» **Stored rows**:
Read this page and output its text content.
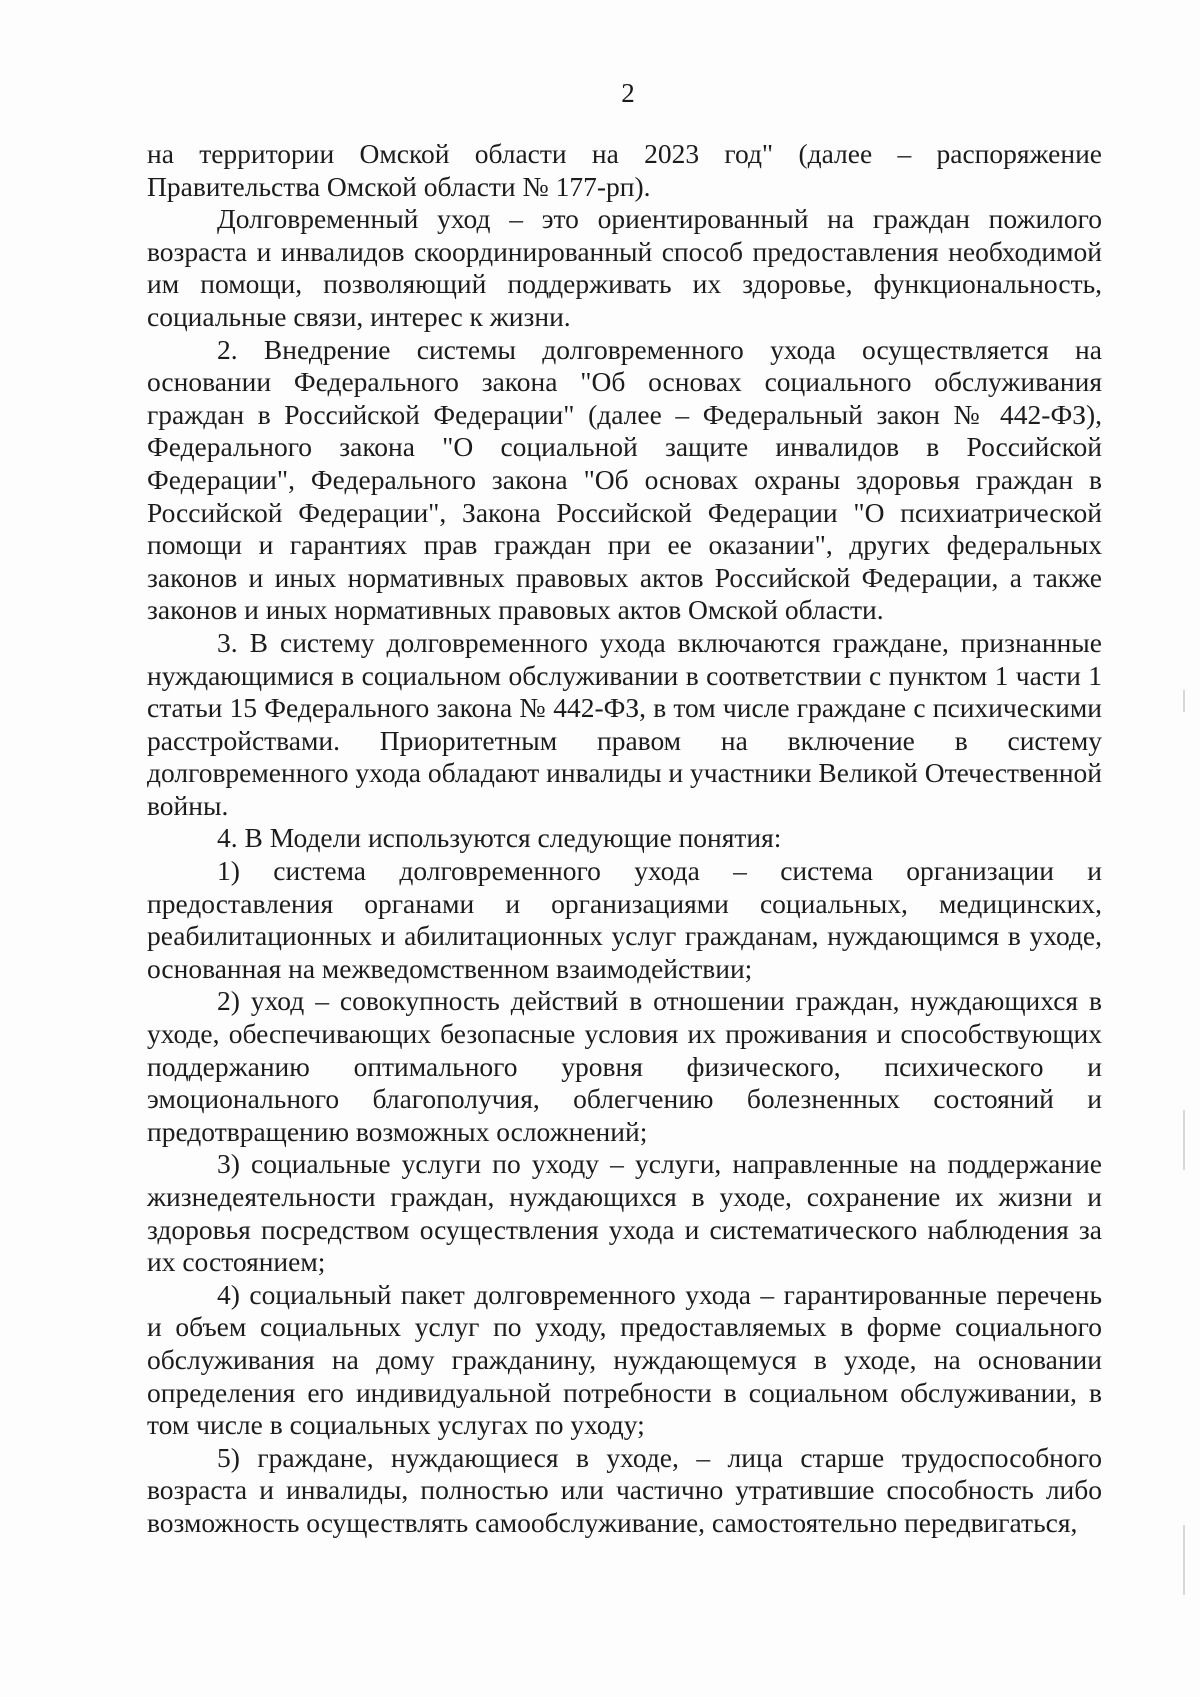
2

на территории Омской области на 2023 год" (далее – распоряжение Правительства Омской области № 177-рп).

Долговременный уход – это ориентированный на граждан пожилого возраста и инвалидов скоординированный способ предоставления необходимой им помощи, позволяющий поддерживать их здоровье, функциональность, социальные связи, интерес к жизни.

2. Внедрение системы долговременного ухода осуществляется на основании Федерального закона "Об основах социального обслуживания граждан в Российской Федерации" (далее – Федеральный закон № 442-ФЗ), Федерального закона "О социальной защите инвалидов в Российской Федерации", Федерального закона "Об основах охраны здоровья граждан в Российской Федерации", Закона Российской Федерации "О психиатрической помощи и гарантиях прав граждан при ее оказании", других федеральных законов и иных нормативных правовых актов Российской Федерации, а также законов и иных нормативных правовых актов Омской области.

3. В систему долговременного ухода включаются граждане, признанные нуждающимися в социальном обслуживании в соответствии с пунктом 1 части 1 статьи 15 Федерального закона № 442-ФЗ, в том числе граждане с психическими расстройствами. Приоритетным правом на включение в систему долговременного ухода обладают инвалиды и участники Великой Отечественной войны.

4. В Модели используются следующие понятия:

1) система долговременного ухода – система организации и предоставления органами и организациями социальных, медицинских, реабилитационных и абилитационных услуг гражданам, нуждающимся в уходе, основанная на межведомственном взаимодействии;

2) уход – совокупность действий в отношении граждан, нуждающихся в уходе, обеспечивающих безопасные условия их проживания и способствующих поддержанию оптимального уровня физического, психического и эмоционального благополучия, облегчению болезненных состояний и предотвращению возможных осложнений;

3) социальные услуги по уходу – услуги, направленные на поддержание жизнедеятельности граждан, нуждающихся в уходе, сохранение их жизни и здоровья посредством осуществления ухода и систематического наблюдения за их состоянием;

4) социальный пакет долговременного ухода – гарантированные перечень и объем социальных услуг по уходу, предоставляемых в форме социального обслуживания на дому гражданину, нуждающемуся в уходе, на основании определения его индивидуальной потребности в социальном обслуживании, в том числе в социальных услугах по уходу;

5) граждане, нуждающиеся в уходе, – лица старше трудоспособного возраста и инвалиды, полностью или частично утратившие способность либо возможность осуществлять самообслуживание, самостоятельно передвигаться,
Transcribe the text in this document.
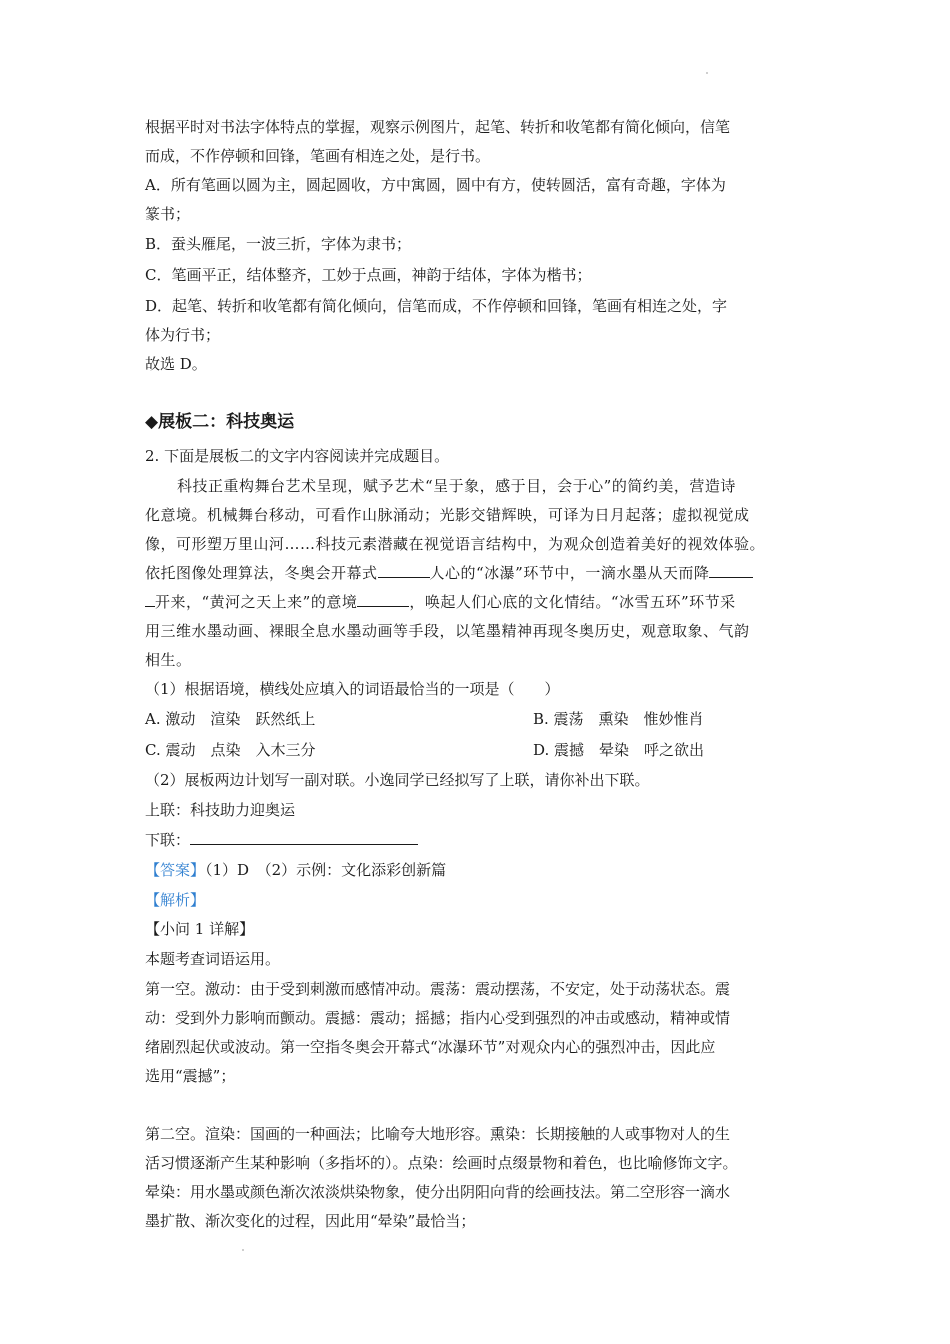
根据平时对书法字体特点的掌握，观察示例图片，起笔、转折和收笔都有简化倾向，信笔
而成，不作停顿和回锋，笔画有相连之处，是行书。
A．所有笔画以圆为主，圆起圆收，方中寓圆，圆中有方，使转圆活，富有奇趣，字体为
篆书；
B．蚕头雁尾，一波三折，字体为隶书；
C．笔画平正，结体整齐，工妙于点画，神韵于结体，字体为楷书；
D．起笔、转折和收笔都有简化倾向，信笔而成，不作停顿和回锋，笔画有相连之处，字
体为行书；
故选 D。
◆展板二：科技奥运
2. 下面是展板二的文字内容阅读并完成题目。
科技正重构舞台艺术呈现，赋予艺术“呈于象，感于目，会于心”的简约美，营造诗
化意境。机械舞台移动，可看作山脉涌动；光影交错辉映，可译为日月起落；虚拟视觉成
像，可形塑万里山河……科技元素潜藏在视觉语言结构中，为观众创造着美好的视效体验。
依托图像处理算法，冬奥会开幕式	人心的“冰瀑”环节中，一滴水墨从天而降
开来，“黄河之天上来”的意境	，唤起人们心底的文化情结。“冰雪五环”环节采
用三维水墨动画、裸眼全息水墨动画等手段，以笔墨精神再现冬奥历史，观意取象、气韵
相生。
（1）根据语境，横线处应填入的词语最恰当的一项是（　　）
A. 激动　渲染　跃然纸上	B. 震荡　熏染　惟妙惟肖
C. 震动　点染　入木三分	D. 震撼　晕染　呼之欲出
（2）展板两边计划写一副对联。小逸同学已经拟写了上联，请你补出下联。
上联：科技助力迎奥运
下联：
【答案】（1）D　（2）示例：文化添彩创新篇
【解析】
【小问 1 详解】
本题考查词语运用。
第一空。激动：由于受到刺激而感情冲动。震荡：震动摆荡，不安定，处于动荡状态。震
动：受到外力影响而颤动。震撼：震动；摇撼；指内心受到强烈的冲击或感动，精神或情
绪剧烈起伏或波动。第一空指冬奥会开幕式“冰瀑环节”对观众内心的强烈冲击，因此应
选用“震撼”；
第二空。渲染：国画的一种画法；比喻夸大地形容。熏染：长期接触的人或事物对人的生
活习惯逐渐产生某种影响（多指坏的）。点染：绘画时点缀景物和着色，也比喻修饰文字。
晕染：用水墨或颜色渐次浓淡烘染物象，使分出阴阳向背的绘画技法。第二空形容一滴水
墨扩散、渐次变化的过程，因此用“晕染”最恰当；
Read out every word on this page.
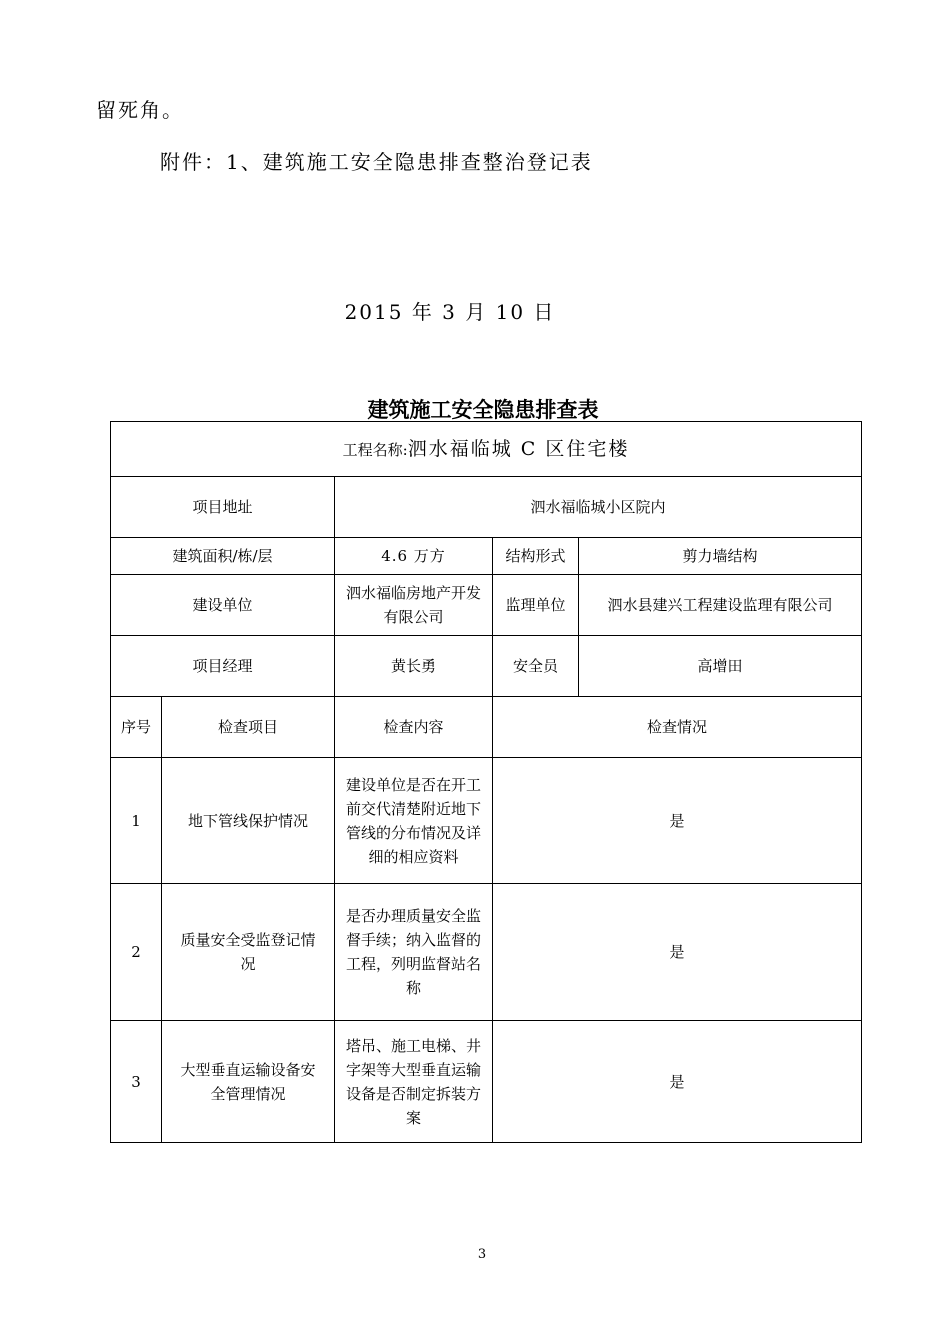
留死角。
附件：1、建筑施工安全隐患排查整治登记表
2015 年 3 月 10 日
建筑施工安全隐患排查表
工程名称:泗水福临城 C 区住宅楼				
项目地址		泗水福临城小区院内		
建筑面积/栋/层		4.6 万方	结构形式	剪力墙结构
建设单位		泗水福临房地产开发有限公司	监理单位	泗水县建兴工程建设监理有限公司
项目经理		黄长勇	安全员	高增田
序号	检查项目	检查内容	检查情况	
1	地下管线保护情况	建设单位是否在开工前交代清楚附近地下管线的分布情况及详细的相应资料	是	
2	质量安全受监登记情况	是否办理质量安全监督手续；纳入监督的工程，列明监督站名称	是	
3	大型垂直运输设备安全管理情况	塔吊、施工电梯、井字架等大型垂直运输设备是否制定拆装方案	是	
3
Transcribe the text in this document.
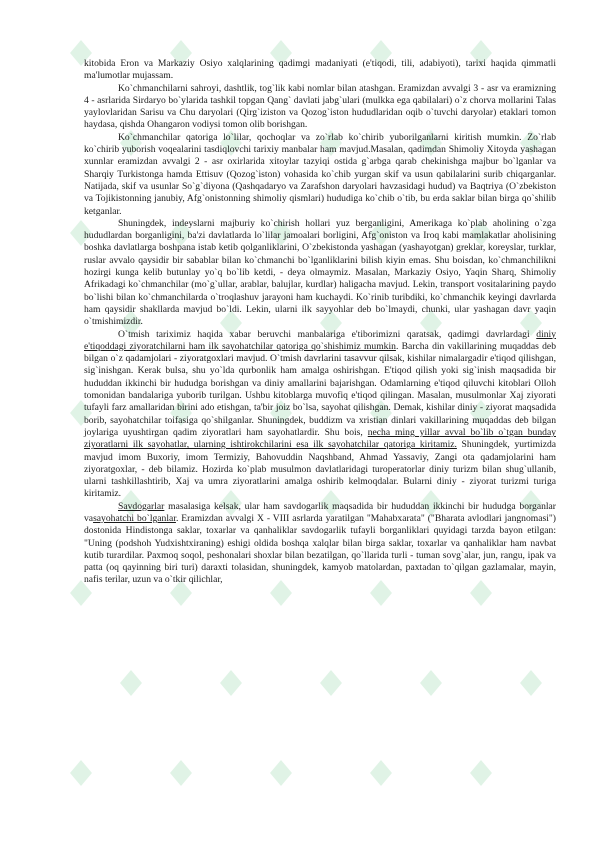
kitobida Eron va Markaziy Osiyo xalqlarining qadimgi madaniyati (e'tiqodi, tili, adabiyoti), tarixi haqida qimmatli ma'lumotlar mujassam.

Ko`chmanchilarni sahroyi, dashtlik, tog`lik kabi nomlar bilan atashgan. Eramizdan avvalgi 3 - asr va eramizning 4 - asrlarida Sirdaryo bo`ylarida tashkil topgan Qang` davlati jabg`ulari (mulkka ega qabilalari) o`z chorva mollarini Talas yaylovlaridan Sarisu va Chu daryolari (Qirg`iziston va Qozog`iston hududlaridan oqib o`tuvchi daryolar) etaklari tomon haydasa, qishda Ohangaron vodiysi tomon olib borishgan.

Ko`chmanchilar qatoriga lo`lilar, qochoqlar va zo`rlab ko`chirib yuborilganlarni kiritish mumkin. Zo`rlab ko`chirib yuborish voqealarini tasdiqlovchi tarixiy manbalar ham mavjud.Masalan, qadimdan Shimoliy Xitoyda yashagan xunnlar eramizdan avvalgi 2 - asr oxirlarida xitoylar tazyiqi ostida g`arbga qarab chekinishga majbur bo`lganlar va Sharqiy Turkistonga hamda Ettisuv (Qozog`iston) vohasida ko`chib yurgan skif va usun qabilalarini surib chiqarganlar. Natijada, skif va usunlar So`g`diyona (Qashqadaryo va Zarafshon daryolari havzasidagi hudud) va Baqtriya (O`zbekiston va Tojikistonning janubiy, Afg`onistonning shimoliy qismlari) hududiga ko`chib o`tib, bu erda saklar bilan birga qo`shilib ketganlar.

Shuningdek, indeyslarni majburiy ko`chirish hollari yuz berganligini, Amerikaga ko`plab aholining o`zga hududlardan borganligini, ba'zi davlatlarda lo`lilar jamoalari borligini, Afg`oniston va Iroq kabi mamlakatlar aholisining boshka davlatlarga boshpana istab ketib qolganliklarini, O`zbekistonda yashagan (yashayotgan) greklar, koreyslar, turklar, ruslar avvalo qaysidir bir sabablar bilan ko`chmanchi bo`lganliklarini bilish kiyin emas. Shu boisdan, ko`chmanchilikni hozirgi kunga kelib butunlay yo`q bo`lib ketdi, - deya olmaymiz. Masalan, Markaziy Osiyo, Yaqin Sharq, Shimoliy Afrikadagi ko`chmanchilar (mo`g`ullar, arablar, balujlar, kurdlar) haligacha mavjud. Lekin, transport vositalarining paydo bo`lishi bilan ko`chmanchilarda o`troqlashuv jarayoni ham kuchaydi. Ko`rinib turibdiki, ko`chmanchik keyingi davrlarda ham qaysidir shakllarda mavjud bo`ldi. Lekin, ularni ilk sayyohlar deb bo`lmaydi, chunki, ular yashagan davr yaqin o`tmishimizdir.

O`tmish tariximiz haqida xabar beruvchi manbalariga e'tiborimizni qaratsak, qadimgi davrlardagi diniy e'tiqoddagi ziyoratchilarni ham ilk sayohatchilar qatoriga qo`shishimiz mumkin. Barcha din vakillarining muqaddas deb bilgan o`z qadamjolari - ziyoratgoxlari mavjud. O`tmish davrlarini tasavvur qilsak, kishilar nimalargadir e'tiqod qilishgan, sig`inishgan. Kerak bulsa, shu yo`lda qurbonlik ham amalga oshirishgan. E'tiqod qilish yoki sig`inish maqsadida bir hududdan ikkinchi bir hududga borishgan va diniy amallarini bajarishgan. Odamlarning e'tiqod qiluvchi kitoblari Olloh tomonidan bandalariga yuborib turilgan. Ushbu kitoblarga muvofiq e'tiqod qilingan. Masalan, musulmonlar Xaj ziyorati tufayli farz amallaridan birini ado etishgan, ta'bir joiz bo`lsa, sayohat qilishgan. Demak, kishilar diniy - ziyorat maqsadida borib, sayohatchilar toifasiga qo`shilganlar. Shuningdek, buddizm va xristian dinlari vakillarining muqaddas deb bilgan joylariga uyushtirgan qadim ziyoratlari ham sayohatlardir. Shu bois, necha ming yillar avval bo`lib o`tgan bunday ziyoratlarni ilk sayohatlar, ularning ishtirokchilarini esa ilk sayohatchilar qatoriga kiritamiz. Shuningdek, yurtimizda mavjud imom Buxoriy, imom Termiziy, Bahovuddin Naqshband, Ahmad Yassaviy, Zangi ota qadamjolarini ham ziyoratgoxlar, - deb bilamiz. Hozirda ko`plab musulmon davlatlaridagi turoperatorlar diniy turizm bilan shug`ullanib, ularni tashkillashtirib, Xaj va umra ziyoratlarini amalga oshirib kelmoqdalar. Bularni diniy - ziyorat turizmi turiga kiritamiz.

Savdogarlar masalasiga kelsak, ular ham savdogarlik maqsadida bir hududdan ikkinchi bir hududga borganlar vasayohatchi bo`lganlar. Eramizdan avvalgi X - VIII asrlarda yaratilgan "Mahabxarata" ("Bharata avlodlari jangnomasi") dostonida Hindistonga saklar, toxarlar va qanhaliklar savdogarlik tufayli borganliklari quyidagi tarzda bayon etilgan: "Uning (podshoh Yudxishtxiraning) eshigi oldida boshqa xalqlar bilan birga saklar, toxarlar va qanhaliklar ham navbat kutib turardilar. Paxmoq soqol, peshonalari shoxlar bilan bezatilgan, qo`llarida turli - tuman sovg`alar, jun, rangu, ipak va patta (oq qayinning biri turi) daraxti tolasidan, shuningdek, kamyob matolardan, paxtadan to`qilgan gazlamalar, mayin, nafis terilar, uzun va o`tkir qilichlar,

» **What this task involves**: Select the lines from the entries that include the word "转折和收笔都有简化倾向".

» **Complete response**:
根据平时对书法字体特点的掌握，观察示例图片，起笔、转折和收笔都有简化倾向，信笔
D．起笔、转折和收笔都有简化倾向，信笔而成，不作停顿和回锋，笔画有相连之处，字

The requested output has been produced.